REQUIREMENT
Pull out every line with the word "JSON" from the entries below.

(Figure record listings)
%%

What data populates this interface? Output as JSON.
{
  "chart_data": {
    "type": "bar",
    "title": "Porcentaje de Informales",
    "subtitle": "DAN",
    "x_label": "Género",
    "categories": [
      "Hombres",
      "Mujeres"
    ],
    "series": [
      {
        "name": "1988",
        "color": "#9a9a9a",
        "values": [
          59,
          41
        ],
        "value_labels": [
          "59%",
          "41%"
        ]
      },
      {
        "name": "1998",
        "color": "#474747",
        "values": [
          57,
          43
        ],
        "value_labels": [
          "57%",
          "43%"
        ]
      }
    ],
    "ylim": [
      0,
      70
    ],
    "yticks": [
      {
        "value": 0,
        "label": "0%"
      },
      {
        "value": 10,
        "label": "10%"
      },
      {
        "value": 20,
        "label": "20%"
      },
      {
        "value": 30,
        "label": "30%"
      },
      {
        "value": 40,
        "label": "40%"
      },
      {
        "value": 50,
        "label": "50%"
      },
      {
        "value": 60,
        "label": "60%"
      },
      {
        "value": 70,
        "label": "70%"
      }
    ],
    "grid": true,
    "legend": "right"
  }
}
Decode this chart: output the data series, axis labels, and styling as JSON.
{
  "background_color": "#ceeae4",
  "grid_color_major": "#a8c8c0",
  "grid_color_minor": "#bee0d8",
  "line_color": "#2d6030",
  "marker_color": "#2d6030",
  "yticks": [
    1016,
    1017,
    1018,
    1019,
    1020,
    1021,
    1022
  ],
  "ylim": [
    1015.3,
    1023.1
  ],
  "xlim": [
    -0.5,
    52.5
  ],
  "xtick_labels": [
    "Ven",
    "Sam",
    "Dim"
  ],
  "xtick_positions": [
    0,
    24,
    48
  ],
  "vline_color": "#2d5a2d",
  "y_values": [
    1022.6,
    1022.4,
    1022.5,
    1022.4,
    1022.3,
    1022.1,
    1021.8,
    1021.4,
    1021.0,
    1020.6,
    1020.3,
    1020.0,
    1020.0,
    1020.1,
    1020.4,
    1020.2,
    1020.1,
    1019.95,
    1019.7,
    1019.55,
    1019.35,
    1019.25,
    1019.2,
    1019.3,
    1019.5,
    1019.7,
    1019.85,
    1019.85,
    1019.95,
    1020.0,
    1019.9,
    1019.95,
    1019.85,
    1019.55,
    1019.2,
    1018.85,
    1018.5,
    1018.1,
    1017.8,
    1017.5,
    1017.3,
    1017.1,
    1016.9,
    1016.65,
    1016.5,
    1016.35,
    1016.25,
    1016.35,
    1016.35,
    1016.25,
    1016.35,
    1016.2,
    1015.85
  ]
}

%%

WRITTEN REPLY
What data populates this interface? Output as JSON.
Decode this chart: output the data series, axis labels, and styling as JSON.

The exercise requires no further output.